● Problem requirements: Pick up the passage on removal jurisdiction under CAFA where it stops, and continue it after its last sentence.

● Document text:

------------------------------------------------

Under CAFA, the number of members of all proposed plaintiff classes must exceed 100 in the aggregate. 28 U.S.C. § 1332(d)(5)(B). See also Serrano v. 180 Connect, Inc., 478 F.3d 1018, 1020-21 (9th Cir.2007) ("As a threshold matter, CAFA applies to `class action' lawsuits where the aggregate number of members of all proposed plaintiff classes is 100 or more persons and where the primary defendants are not `States, State officials, or other governmental entities against whom the district court may be foreclosed from ordering relief.' § 1332(d)(5).... Once the prerequisites of § 1332(d)(5) are satisfied, CAFA vests federal courts with `original' diversity jurisdiction over class actions if (1) the aggregate amount in controversy exceeds $5,000,000, and (2) any class member is a citizen of a state different from any defendant. § 1332(d)(2)"); id. at 1021 n. 3 ("The Fifth Circuit characterized § 1332(d)(5) as an `exception' to CAFA jurisdiction conferred under § 1332(d)(2).... We view § 1332(d)(5) somewhat differently.... [S]atisfaction of § 1332(d)(5) serves as a prerequisite, rather than as an exception, to jurisdiction under § 1332(d)(2). This distinction is important because, as we address later, there are `exceptions' to the statute in which jurisdiction otherwise exists under § 1332(d)(2) but the federal courts either may or must decline to exercise that jurisdiction. See, e.g., § 1332(d)(3)-(4)").
The Ninth Circuit "strictly construe[s] the removal statute[s] against removal jurisdiction." Gaus v. Miles, Inc., 980 F.2d 564, 566 (9th Cir.1992) (citing Boggs v. Lewis, 863 F.2d 662, 663 (9th Cir.1988) and Takeda v. Northwestern Nat'l Life Ins. Co., 765 F.2d 815, 818 (9th Cir.1985)). "Federal jurisdiction must be rejected if there is any doubt as to the right of removal in the first instance." Id. (citing Libhart v. Santa Monica Dairy Co., 592 F.2d 1062, 1064 (9th Cir.1972)). "The `strong presumption' against removal jurisdiction means that the defendant always has the burden of establishing that removal is proper." Id. (citing Nishimoto v. Federman-Bachrach & Assocs., 903 F.2d 709, 712 n. 3 (9th Cir.1990) and Emrich v. Touche Ross & Co., 846 F.2d 1190, 1195 (9th Cir.1988)).
As the Ninth Circuit has explained, CAFA does not disturb the traditional rule that the burden of establishing removal jurisdiction is on the proponent of federal jurisdiction. Abrego v. The Dow Chemical Co., 443 F.3d 676, 685 (9th Cir.2006) ("We
Roth contends that defendants have failed to establish that the amount in controversy exceeds $5 million.
It is undisputed that Roth's complaint does not allege the amount of class damages sought. Consequently, it is unclear from the face of the complaint whether the amount-in-controversy requirement has been met, and defendants must show by the preponderance of the evidence that it is satisfied.
Roth argues that defendants' calculations regarding potential class damages are factually unsupported and too speculative to establish that the amount in controversy exceeds $5 million.

------------------------------------------------

● Entries supplied:
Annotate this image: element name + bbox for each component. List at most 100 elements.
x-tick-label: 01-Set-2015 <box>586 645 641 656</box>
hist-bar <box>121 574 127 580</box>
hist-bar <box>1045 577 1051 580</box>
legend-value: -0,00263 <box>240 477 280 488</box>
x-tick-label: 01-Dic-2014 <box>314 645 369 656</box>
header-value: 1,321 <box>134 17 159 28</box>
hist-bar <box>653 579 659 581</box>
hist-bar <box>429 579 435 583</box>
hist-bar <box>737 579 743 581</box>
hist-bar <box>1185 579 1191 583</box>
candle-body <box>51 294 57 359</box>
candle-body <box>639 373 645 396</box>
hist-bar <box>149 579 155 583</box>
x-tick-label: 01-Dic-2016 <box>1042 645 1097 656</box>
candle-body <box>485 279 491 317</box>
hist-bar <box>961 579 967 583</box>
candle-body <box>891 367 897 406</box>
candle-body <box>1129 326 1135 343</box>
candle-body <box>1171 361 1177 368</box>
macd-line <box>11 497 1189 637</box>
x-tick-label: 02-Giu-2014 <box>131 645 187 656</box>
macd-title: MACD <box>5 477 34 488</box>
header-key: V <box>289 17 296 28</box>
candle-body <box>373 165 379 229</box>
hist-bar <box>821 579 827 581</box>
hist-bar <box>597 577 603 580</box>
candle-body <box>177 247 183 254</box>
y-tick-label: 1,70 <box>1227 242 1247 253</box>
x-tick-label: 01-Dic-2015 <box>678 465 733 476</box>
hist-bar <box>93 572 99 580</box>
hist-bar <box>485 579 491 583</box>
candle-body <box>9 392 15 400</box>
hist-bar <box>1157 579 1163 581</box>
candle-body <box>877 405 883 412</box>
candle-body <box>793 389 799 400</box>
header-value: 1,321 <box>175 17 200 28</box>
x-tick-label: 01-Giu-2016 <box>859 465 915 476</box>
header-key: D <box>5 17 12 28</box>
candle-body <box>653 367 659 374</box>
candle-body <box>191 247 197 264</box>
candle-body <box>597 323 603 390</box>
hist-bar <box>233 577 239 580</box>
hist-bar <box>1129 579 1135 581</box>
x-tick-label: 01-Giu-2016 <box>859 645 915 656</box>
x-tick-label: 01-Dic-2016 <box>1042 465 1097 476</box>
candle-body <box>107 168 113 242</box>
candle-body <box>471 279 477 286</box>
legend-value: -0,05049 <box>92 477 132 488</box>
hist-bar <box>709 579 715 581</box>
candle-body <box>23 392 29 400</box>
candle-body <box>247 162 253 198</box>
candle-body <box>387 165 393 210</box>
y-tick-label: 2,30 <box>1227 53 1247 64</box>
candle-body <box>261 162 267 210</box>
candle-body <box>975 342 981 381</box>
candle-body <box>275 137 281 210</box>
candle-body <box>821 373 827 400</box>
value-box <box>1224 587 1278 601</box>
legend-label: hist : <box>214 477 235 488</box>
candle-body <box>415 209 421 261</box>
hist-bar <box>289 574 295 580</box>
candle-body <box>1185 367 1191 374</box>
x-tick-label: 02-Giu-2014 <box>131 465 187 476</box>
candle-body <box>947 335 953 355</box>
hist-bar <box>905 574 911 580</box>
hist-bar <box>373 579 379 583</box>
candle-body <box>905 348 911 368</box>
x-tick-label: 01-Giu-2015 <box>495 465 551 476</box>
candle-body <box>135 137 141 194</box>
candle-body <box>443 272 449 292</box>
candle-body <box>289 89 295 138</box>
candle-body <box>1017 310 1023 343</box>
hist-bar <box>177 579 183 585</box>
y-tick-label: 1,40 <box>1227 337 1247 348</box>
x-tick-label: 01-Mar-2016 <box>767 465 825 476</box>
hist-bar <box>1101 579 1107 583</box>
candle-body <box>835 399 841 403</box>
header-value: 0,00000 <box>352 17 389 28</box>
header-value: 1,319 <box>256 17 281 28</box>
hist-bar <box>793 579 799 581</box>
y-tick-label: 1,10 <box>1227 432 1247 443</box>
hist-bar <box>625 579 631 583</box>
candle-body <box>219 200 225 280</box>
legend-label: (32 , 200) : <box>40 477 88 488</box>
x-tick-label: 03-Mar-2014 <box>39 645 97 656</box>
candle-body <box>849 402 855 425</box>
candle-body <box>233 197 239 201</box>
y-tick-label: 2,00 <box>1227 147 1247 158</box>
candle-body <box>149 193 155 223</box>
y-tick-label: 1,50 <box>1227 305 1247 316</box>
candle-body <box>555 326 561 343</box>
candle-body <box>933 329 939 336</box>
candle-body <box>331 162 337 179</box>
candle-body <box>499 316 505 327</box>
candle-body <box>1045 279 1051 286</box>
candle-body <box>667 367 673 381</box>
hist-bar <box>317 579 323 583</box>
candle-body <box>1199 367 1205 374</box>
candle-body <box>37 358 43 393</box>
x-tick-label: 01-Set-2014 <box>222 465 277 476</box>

------------------------------------------------

● Result:
"In measuring the amount in controversy, a court must assume that the allegations of the complaint are true and that a jury will return a verdict for the plaintiff on all claims made in the complaint." Kenneth Rothschild Trust v. Morgan Stanley Dean Witter, 199 F.Supp.2d 993, 1001 (C.D.Cal.2002) (citing Jackson v. American Bankers Ins. Co. of Florida, 976 F.Supp. 1450, 1454 (S.D.Ala.1997)). See also Burns v. Windsor Ins. Co., 31 F.3d 1092, 1096 (11th Cir.1994) (the amount in controversy analysis presumes that "plaintiff prevails on liability"). "The ultimate inquiry is what amount is put `in controversy' by the plaintiff's complaint, not what a defendant will actually owe." Korn, 536 F.Supp.2d at 1205 (citing Rippee, 408 F.Supp.2d at 986).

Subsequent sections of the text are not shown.